Extracted records:
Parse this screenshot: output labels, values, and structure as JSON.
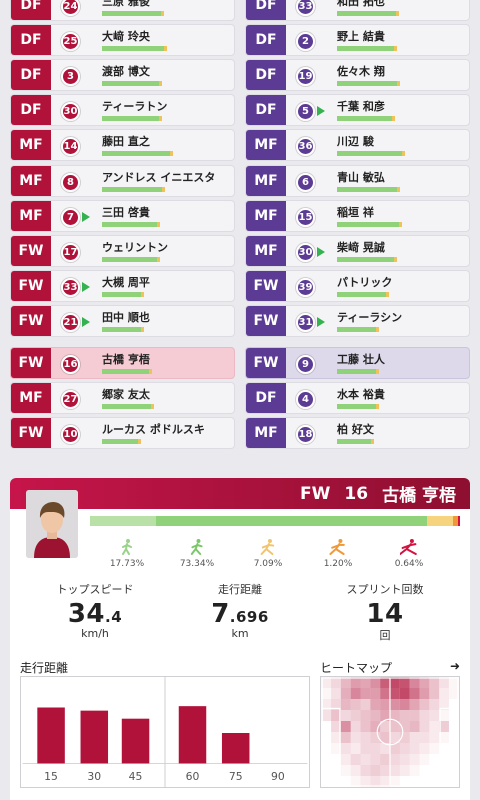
{
  "colors": {
    "home": "#b0123a",
    "away": "#5c3b94",
    "bar": "#8fd27a",
    "accent": "#c6154a"
  },
  "home": [
    {
      "pos": "DF",
      "num": "24",
      "name": "三原 雅俊",
      "bar": 0.45
    },
    {
      "pos": "DF",
      "num": "25",
      "name": "大﨑 玲央",
      "bar": 0.48
    },
    {
      "pos": "DF",
      "num": "3",
      "name": "渡部 博文",
      "bar": 0.44
    },
    {
      "pos": "DF",
      "num": "30",
      "name": "ティーラトン",
      "bar": 0.44
    },
    {
      "pos": "MF",
      "num": "14",
      "name": "藤田 直之",
      "bar": 0.52
    },
    {
      "pos": "MF",
      "num": "8",
      "name": "アンドレス イニエスタ",
      "bar": 0.46
    },
    {
      "pos": "MF",
      "num": "7",
      "name": "三田 啓貴",
      "bar": 0.42,
      "sub": true
    },
    {
      "pos": "FW",
      "num": "17",
      "name": "ウェリントン",
      "bar": 0.42
    },
    {
      "pos": "FW",
      "num": "33",
      "name": "大槻 周平",
      "bar": 0.3,
      "sub": true
    },
    {
      "pos": "FW",
      "num": "21",
      "name": "田中 順也",
      "bar": 0.3,
      "sub": true
    },
    {
      "pos": "FW",
      "num": "16",
      "name": "古橋 亨梧",
      "bar": 0.36,
      "highlight": true
    },
    {
      "pos": "MF",
      "num": "27",
      "name": "郷家 友太",
      "bar": 0.38
    },
    {
      "pos": "FW",
      "num": "10",
      "name": "ルーカス ポドルスキ",
      "bar": 0.28
    }
  ],
  "away": [
    {
      "pos": "DF",
      "num": "33",
      "name": "和田 拓也",
      "bar": 0.45
    },
    {
      "pos": "DF",
      "num": "2",
      "name": "野上 結貴",
      "bar": 0.44
    },
    {
      "pos": "DF",
      "num": "19",
      "name": "佐々木 翔",
      "bar": 0.46
    },
    {
      "pos": "DF",
      "num": "5",
      "name": "千葉 和彦",
      "bar": 0.42,
      "sub": true
    },
    {
      "pos": "MF",
      "num": "36",
      "name": "川辺 駿",
      "bar": 0.5
    },
    {
      "pos": "MF",
      "num": "6",
      "name": "青山 敏弘",
      "bar": 0.46
    },
    {
      "pos": "MF",
      "num": "15",
      "name": "稲垣 祥",
      "bar": 0.48
    },
    {
      "pos": "MF",
      "num": "30",
      "name": "柴﨑 晃誠",
      "bar": 0.44,
      "sub": true
    },
    {
      "pos": "FW",
      "num": "39",
      "name": "パトリック",
      "bar": 0.38
    },
    {
      "pos": "FW",
      "num": "31",
      "name": "ティーラシン",
      "bar": 0.3,
      "sub": true
    },
    {
      "pos": "FW",
      "num": "9",
      "name": "工藤 壮人",
      "bar": 0.3,
      "highlight": true
    },
    {
      "pos": "DF",
      "num": "4",
      "name": "水本 裕貴",
      "bar": 0.3
    },
    {
      "pos": "MF",
      "num": "18",
      "name": "柏 好文",
      "bar": 0.26
    }
  ],
  "player": {
    "position": "FW",
    "number": "16",
    "name": "古橋 亨梧",
    "distribution": [
      {
        "label": "17.73%",
        "value": 17.73,
        "color": "#b9e0a7",
        "icon": "walk-icon",
        "icon_color": "#9ad28a"
      },
      {
        "label": "73.34%",
        "value": 73.34,
        "color": "#8fd27a",
        "icon": "jog-icon",
        "icon_color": "#7cc76a"
      },
      {
        "label": "7.09%",
        "value": 7.09,
        "color": "#f6d37e",
        "icon": "run-icon",
        "icon_color": "#f3c46a"
      },
      {
        "label": "1.20%",
        "value": 1.2,
        "color": "#f0993a",
        "icon": "highspeed-run-icon",
        "icon_color": "#f0993a"
      },
      {
        "label": "0.64%",
        "value": 0.64,
        "color": "#d3123f",
        "icon": "sprint-icon",
        "icon_color": "#d3123f"
      }
    ],
    "stats": [
      {
        "label": "トップスピード",
        "main": "34",
        "decimal": ".4",
        "unit": "km/h"
      },
      {
        "label": "走行距離",
        "main": "7",
        "decimal": ".696",
        "unit": "km"
      },
      {
        "label": "スプリント回数",
        "main": "14",
        "decimal": "",
        "unit": "回"
      }
    ]
  },
  "distance_section": {
    "title": "走行距離"
  },
  "heatmap_section": {
    "title": "ヒートマップ",
    "arrow": "➜"
  },
  "chart_data": {
    "type": "bar",
    "categories": [
      "15",
      "30",
      "45",
      "60",
      "75",
      "90"
    ],
    "values": [
      1.25,
      1.18,
      1.0,
      1.28,
      0.68,
      0
    ],
    "ylim": [
      0,
      1.8
    ],
    "xlabel": "",
    "ylabel": ""
  }
}
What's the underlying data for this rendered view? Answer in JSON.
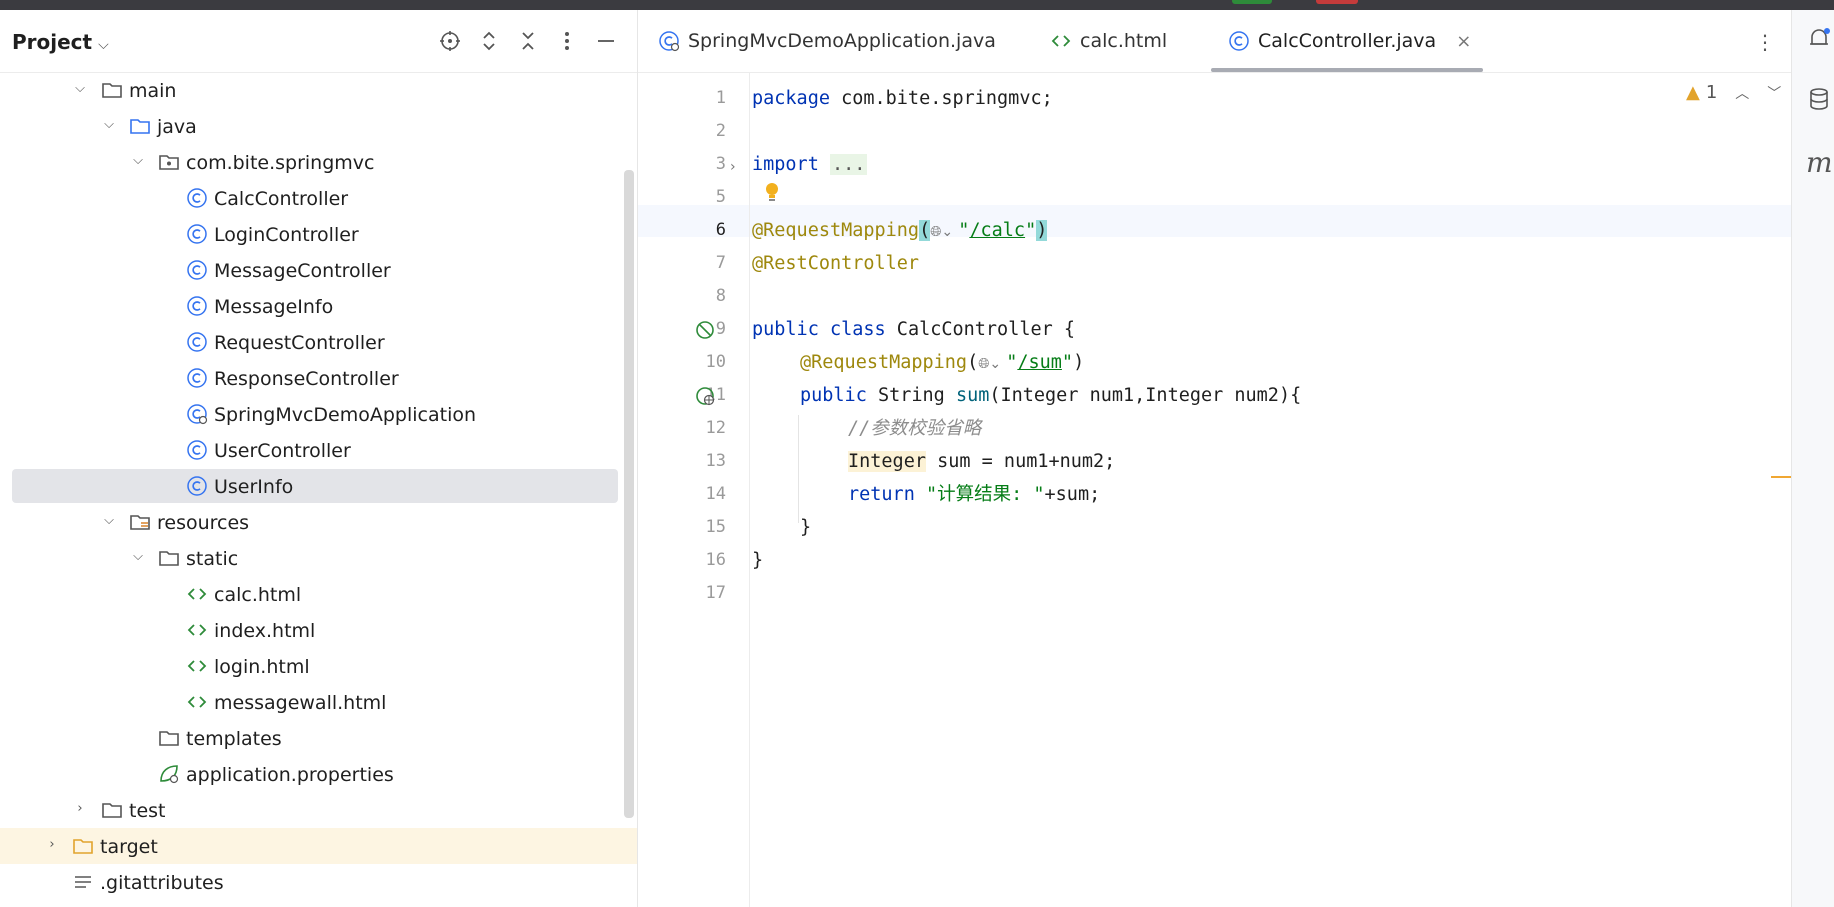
{
  "project_panel": {
    "title": "Project",
    "header_icons": [
      "locate-icon",
      "expand-all-icon",
      "collapse-all-icon",
      "more-icon",
      "minimize-icon"
    ],
    "tree": [
      {
        "label": "main",
        "type": "folder",
        "state": "expanded",
        "depth": 2
      },
      {
        "label": "java",
        "type": "source-folder",
        "state": "expanded",
        "depth": 3
      },
      {
        "label": "com.bite.springmvc",
        "type": "package",
        "state": "expanded",
        "depth": 4
      },
      {
        "label": "CalcController",
        "type": "class",
        "depth": 5
      },
      {
        "label": "LoginController",
        "type": "class",
        "depth": 5
      },
      {
        "label": "MessageController",
        "type": "class",
        "depth": 5
      },
      {
        "label": "MessageInfo",
        "type": "class",
        "depth": 5
      },
      {
        "label": "RequestController",
        "type": "class",
        "depth": 5
      },
      {
        "label": "ResponseController",
        "type": "class",
        "depth": 5
      },
      {
        "label": "SpringMvcDemoApplication",
        "type": "spring-app-class",
        "depth": 5
      },
      {
        "label": "UserController",
        "type": "class",
        "depth": 5
      },
      {
        "label": "UserInfo",
        "type": "class",
        "depth": 5,
        "selected": true
      },
      {
        "label": "resources",
        "type": "resources-folder",
        "state": "expanded",
        "depth": 3
      },
      {
        "label": "static",
        "type": "folder",
        "state": "expanded",
        "depth": 4
      },
      {
        "label": "calc.html",
        "type": "html",
        "depth": 5
      },
      {
        "label": "index.html",
        "type": "html",
        "depth": 5
      },
      {
        "label": "login.html",
        "type": "html",
        "depth": 5
      },
      {
        "label": "messagewall.html",
        "type": "html",
        "depth": 5
      },
      {
        "label": "templates",
        "type": "folder",
        "depth": 4
      },
      {
        "label": "application.properties",
        "type": "spring-properties",
        "depth": 4
      },
      {
        "label": "test",
        "type": "folder",
        "state": "collapsed",
        "depth": 2
      },
      {
        "label": "target",
        "type": "excluded-folder",
        "state": "collapsed",
        "depth": 1
      },
      {
        "label": ".gitattributes",
        "type": "text-file",
        "depth": 1
      }
    ]
  },
  "editor": {
    "tabs": [
      {
        "label": "SpringMvcDemoApplication.java",
        "icon": "spring-class-icon",
        "active": false
      },
      {
        "label": "calc.html",
        "icon": "html-icon",
        "active": false
      },
      {
        "label": "CalcController.java",
        "icon": "class-icon",
        "active": true
      }
    ],
    "close_glyph": "×",
    "warning_count": "1",
    "line_numbers": [
      "1",
      "2",
      "3",
      "5",
      "6",
      "7",
      "8",
      "9",
      "10",
      "11",
      "12",
      "13",
      "14",
      "15",
      "16",
      "17"
    ],
    "current_line": "6",
    "code": {
      "l1_kw": "package",
      "l1_rest": " com.bite.springmvc;",
      "l3_kw": "import",
      "l3_fold": "...",
      "l6_ann": "@RequestMapping",
      "l6_open": "(",
      "l6_q1": "\"",
      "l6_url": "/calc",
      "l6_q2": "\"",
      "l6_close": ")",
      "l7_ann": "@RestController",
      "l9_kw1": "public",
      "l9_kw2": "class",
      "l9_rest": " CalcController {",
      "l10_ann": "@RequestMapping",
      "l10_open": "(",
      "l10_q1": "\"",
      "l10_url": "/sum",
      "l10_q2": "\"",
      "l10_close": ")",
      "l11_kw": "public",
      "l11_type": " String ",
      "l11_fn": "sum",
      "l11_rest": "(Integer num1,Integer num2){",
      "l12_cmt": "//参数校验省略",
      "l13_type": "Integer",
      "l13_rest": " sum = num1+num2;",
      "l14_kw": "return",
      "l14_str": "\"计算结果: \"",
      "l14_rest": "+sum;",
      "l15": "}",
      "l16": "}"
    }
  },
  "colors": {
    "keyword": "#0033b3",
    "annotation": "#9e880d",
    "string": "#067d17",
    "comment": "#8c8c8c",
    "selection": "#e3e4e8"
  }
}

Given task — Each line that holds the word "bite" should be extracted from the records.

Answer to this task —
        "label": "com.bite.springmvc",
      "l1_rest": " com.bite.springmvc;",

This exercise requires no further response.